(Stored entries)
******************************
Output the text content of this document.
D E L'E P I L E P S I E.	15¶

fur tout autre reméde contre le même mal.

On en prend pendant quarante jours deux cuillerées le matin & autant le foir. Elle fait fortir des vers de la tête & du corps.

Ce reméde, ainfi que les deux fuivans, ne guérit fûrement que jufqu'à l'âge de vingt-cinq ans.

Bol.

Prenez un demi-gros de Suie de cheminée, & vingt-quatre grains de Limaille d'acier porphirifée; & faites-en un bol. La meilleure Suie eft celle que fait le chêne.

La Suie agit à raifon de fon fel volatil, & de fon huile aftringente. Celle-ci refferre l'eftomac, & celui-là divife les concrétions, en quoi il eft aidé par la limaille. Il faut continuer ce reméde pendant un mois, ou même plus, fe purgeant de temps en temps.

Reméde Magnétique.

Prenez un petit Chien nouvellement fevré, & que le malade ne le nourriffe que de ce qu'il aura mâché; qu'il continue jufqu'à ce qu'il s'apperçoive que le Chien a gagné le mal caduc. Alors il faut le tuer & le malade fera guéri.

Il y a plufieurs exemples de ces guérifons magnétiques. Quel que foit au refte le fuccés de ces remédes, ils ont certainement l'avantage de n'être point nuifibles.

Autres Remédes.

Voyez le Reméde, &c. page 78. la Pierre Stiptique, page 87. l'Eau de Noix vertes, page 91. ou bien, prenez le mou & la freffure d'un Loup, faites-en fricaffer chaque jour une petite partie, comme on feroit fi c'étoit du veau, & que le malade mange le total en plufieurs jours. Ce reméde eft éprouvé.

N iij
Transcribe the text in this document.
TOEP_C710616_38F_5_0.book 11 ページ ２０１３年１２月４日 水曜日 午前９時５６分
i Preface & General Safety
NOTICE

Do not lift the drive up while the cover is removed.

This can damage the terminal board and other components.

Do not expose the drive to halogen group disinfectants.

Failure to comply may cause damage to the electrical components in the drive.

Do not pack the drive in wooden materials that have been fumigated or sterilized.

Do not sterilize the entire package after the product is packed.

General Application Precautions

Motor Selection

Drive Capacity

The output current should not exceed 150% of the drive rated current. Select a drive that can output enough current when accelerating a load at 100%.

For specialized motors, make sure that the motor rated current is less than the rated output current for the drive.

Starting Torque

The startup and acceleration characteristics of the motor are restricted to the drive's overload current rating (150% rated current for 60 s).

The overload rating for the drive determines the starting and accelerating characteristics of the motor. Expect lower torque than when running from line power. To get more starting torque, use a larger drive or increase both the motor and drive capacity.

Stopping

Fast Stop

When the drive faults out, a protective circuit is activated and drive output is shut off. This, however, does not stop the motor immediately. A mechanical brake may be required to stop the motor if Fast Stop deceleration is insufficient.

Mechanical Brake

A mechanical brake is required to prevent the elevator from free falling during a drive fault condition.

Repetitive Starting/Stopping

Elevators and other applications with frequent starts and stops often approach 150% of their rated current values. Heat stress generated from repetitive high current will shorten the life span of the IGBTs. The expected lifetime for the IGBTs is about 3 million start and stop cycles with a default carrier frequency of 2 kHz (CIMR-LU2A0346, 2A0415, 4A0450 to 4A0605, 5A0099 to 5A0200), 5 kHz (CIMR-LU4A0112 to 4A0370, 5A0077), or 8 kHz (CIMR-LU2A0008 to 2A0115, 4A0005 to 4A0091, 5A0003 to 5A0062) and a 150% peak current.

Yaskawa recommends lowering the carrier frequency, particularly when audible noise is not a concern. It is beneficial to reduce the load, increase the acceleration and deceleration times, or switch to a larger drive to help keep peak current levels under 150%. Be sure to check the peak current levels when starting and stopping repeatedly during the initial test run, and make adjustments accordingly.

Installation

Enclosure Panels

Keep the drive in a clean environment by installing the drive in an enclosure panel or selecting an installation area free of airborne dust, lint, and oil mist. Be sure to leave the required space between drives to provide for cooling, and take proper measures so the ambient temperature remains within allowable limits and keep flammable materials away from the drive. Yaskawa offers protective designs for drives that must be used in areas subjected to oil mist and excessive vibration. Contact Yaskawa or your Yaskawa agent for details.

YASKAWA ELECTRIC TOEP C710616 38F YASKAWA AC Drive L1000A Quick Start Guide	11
******************************
**TASK GOAL:**
Out of the records, collect only those lines that contain the string "increase".

**EXPECTED ANSWER:**
The overload rating for the drive determines the starting and accelerating characteristics of the motor. Expect lower torque than when running from line power. To get more starting torque, use a larger drive or increase both the motor and drive capacity.
Yaskawa recommends lowering the carrier frequency, particularly when audible noise is not a concern. It is beneficial to reduce the load, increase the acceleration and deceleration times, or switch to a larger drive to help keep peak current levels under 150%. Be sure to check the peak current levels when starting and stopping repeatedly during the initial test run, and make adjustments accordingly.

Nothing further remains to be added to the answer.